Items from a data source:
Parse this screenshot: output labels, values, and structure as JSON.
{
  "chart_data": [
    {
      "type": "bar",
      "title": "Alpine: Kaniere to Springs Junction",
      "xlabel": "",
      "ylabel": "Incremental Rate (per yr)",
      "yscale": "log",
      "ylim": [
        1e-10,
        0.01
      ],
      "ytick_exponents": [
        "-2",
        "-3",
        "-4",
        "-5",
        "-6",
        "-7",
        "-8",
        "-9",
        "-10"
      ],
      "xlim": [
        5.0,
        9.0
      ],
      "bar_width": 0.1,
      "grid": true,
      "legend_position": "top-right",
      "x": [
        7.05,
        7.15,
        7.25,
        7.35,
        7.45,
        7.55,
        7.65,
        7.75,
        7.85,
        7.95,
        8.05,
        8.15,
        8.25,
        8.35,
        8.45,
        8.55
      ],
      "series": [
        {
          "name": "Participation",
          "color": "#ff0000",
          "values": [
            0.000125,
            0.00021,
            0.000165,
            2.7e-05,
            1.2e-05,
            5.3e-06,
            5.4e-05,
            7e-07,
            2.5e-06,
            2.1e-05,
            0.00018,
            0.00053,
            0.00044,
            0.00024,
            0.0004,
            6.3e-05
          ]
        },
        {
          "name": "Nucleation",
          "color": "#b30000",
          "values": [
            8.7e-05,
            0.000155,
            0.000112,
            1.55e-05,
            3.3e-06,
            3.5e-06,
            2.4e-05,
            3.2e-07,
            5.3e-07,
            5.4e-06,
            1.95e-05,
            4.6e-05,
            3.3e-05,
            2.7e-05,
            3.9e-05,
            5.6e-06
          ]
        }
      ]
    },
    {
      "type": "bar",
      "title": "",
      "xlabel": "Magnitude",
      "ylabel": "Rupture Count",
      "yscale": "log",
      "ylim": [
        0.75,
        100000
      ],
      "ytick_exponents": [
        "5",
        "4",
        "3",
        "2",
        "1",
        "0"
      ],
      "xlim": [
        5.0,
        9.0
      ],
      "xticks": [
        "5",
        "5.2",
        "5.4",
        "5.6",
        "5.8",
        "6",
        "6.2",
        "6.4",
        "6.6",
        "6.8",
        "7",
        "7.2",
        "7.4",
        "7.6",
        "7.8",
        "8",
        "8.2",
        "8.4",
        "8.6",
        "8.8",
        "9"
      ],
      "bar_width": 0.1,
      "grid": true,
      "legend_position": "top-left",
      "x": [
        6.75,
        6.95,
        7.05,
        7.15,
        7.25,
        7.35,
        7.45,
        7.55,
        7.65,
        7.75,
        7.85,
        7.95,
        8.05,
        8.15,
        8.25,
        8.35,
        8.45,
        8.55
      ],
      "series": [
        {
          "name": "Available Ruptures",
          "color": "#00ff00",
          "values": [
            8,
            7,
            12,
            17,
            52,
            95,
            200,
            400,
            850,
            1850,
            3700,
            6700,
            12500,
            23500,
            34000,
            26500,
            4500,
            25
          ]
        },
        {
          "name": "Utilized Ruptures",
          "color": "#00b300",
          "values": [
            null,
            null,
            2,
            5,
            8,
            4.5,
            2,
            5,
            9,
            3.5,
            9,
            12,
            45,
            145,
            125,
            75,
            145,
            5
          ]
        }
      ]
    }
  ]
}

> **TASK DESCRIPTION**: Each line of the listing above should be output exactly.

> **OUTPUT**:
Parse this screenshot: output labels, values, and structure as JSON.
{
  "chart_data": [
    {
      "type": "bar",
      "title": "Alpine: Kaniere to Springs Junction",
      "xlabel": "",
      "ylabel": "Incremental Rate (per yr)",
      "yscale": "log",
      "ylim": [
        1e-10,
        0.01
      ],
      "ytick_exponents": [
        "-2",
        "-3",
        "-4",
        "-5",
        "-6",
        "-7",
        "-8",
        "-9",
        "-10"
      ],
      "xlim": [
        5.0,
        9.0
      ],
      "bar_width": 0.1,
      "grid": true,
      "legend_position": "top-right",
      "x": [
        7.05,
        7.15,
        7.25,
        7.35,
        7.45,
        7.55,
        7.65,
        7.75,
        7.85,
        7.95,
        8.05,
        8.15,
        8.25,
        8.35,
        8.45,
        8.55
      ],
      "series": [
        {
          "name": "Participation",
          "color": "#ff0000",
          "values": [
            0.000125,
            0.00021,
            0.000165,
            2.7e-05,
            1.2e-05,
            5.3e-06,
            5.4e-05,
            7e-07,
            2.5e-06,
            2.1e-05,
            0.00018,
            0.00053,
            0.00044,
            0.00024,
            0.0004,
            6.3e-05
          ]
        },
        {
          "name": "Nucleation",
          "color": "#b30000",
          "values": [
            8.7e-05,
            0.000155,
            0.000112,
            1.55e-05,
            3.3e-06,
            3.5e-06,
            2.4e-05,
            3.2e-07,
            5.3e-07,
            5.4e-06,
            1.95e-05,
            4.6e-05,
            3.3e-05,
            2.7e-05,
            3.9e-05,
            5.6e-06
          ]
        }
      ]
    },
    {
      "type": "bar",
      "title": "",
      "xlabel": "Magnitude",
      "ylabel": "Rupture Count",
      "yscale": "log",
      "ylim": [
        0.75,
        100000
      ],
      "ytick_exponents": [
        "5",
        "4",
        "3",
        "2",
        "1",
        "0"
      ],
      "xlim": [
        5.0,
        9.0
      ],
      "xticks": [
        "5",
        "5.2",
        "5.4",
        "5.6",
        "5.8",
        "6",
        "6.2",
        "6.4",
        "6.6",
        "6.8",
        "7",
        "7.2",
        "7.4",
        "7.6",
        "7.8",
        "8",
        "8.2",
        "8.4",
        "8.6",
        "8.8",
        "9"
      ],
      "bar_width": 0.1,
      "grid": true,
      "legend_position": "top-left",
      "x": [
        6.75,
        6.95,
        7.05,
        7.15,
        7.25,
        7.35,
        7.45,
        7.55,
        7.65,
        7.75,
        7.85,
        7.95,
        8.05,
        8.15,
        8.25,
        8.35,
        8.45,
        8.55
      ],
      "series": [
        {
          "name": "Available Ruptures",
          "color": "#00ff00",
          "values": [
            8,
            7,
            12,
            17,
            52,
            95,
            200,
            400,
            850,
            1850,
            3700,
            6700,
            12500,
            23500,
            34000,
            26500,
            4500,
            25
          ]
        },
        {
          "name": "Utilized Ruptures",
          "color": "#00b300",
          "values": [
            null,
            null,
            2,
            5,
            8,
            4.5,
            2,
            5,
            9,
            3.5,
            9,
            12,
            45,
            145,
            125,
            75,
            145,
            5
          ]
        }
      ]
    }
  ]
}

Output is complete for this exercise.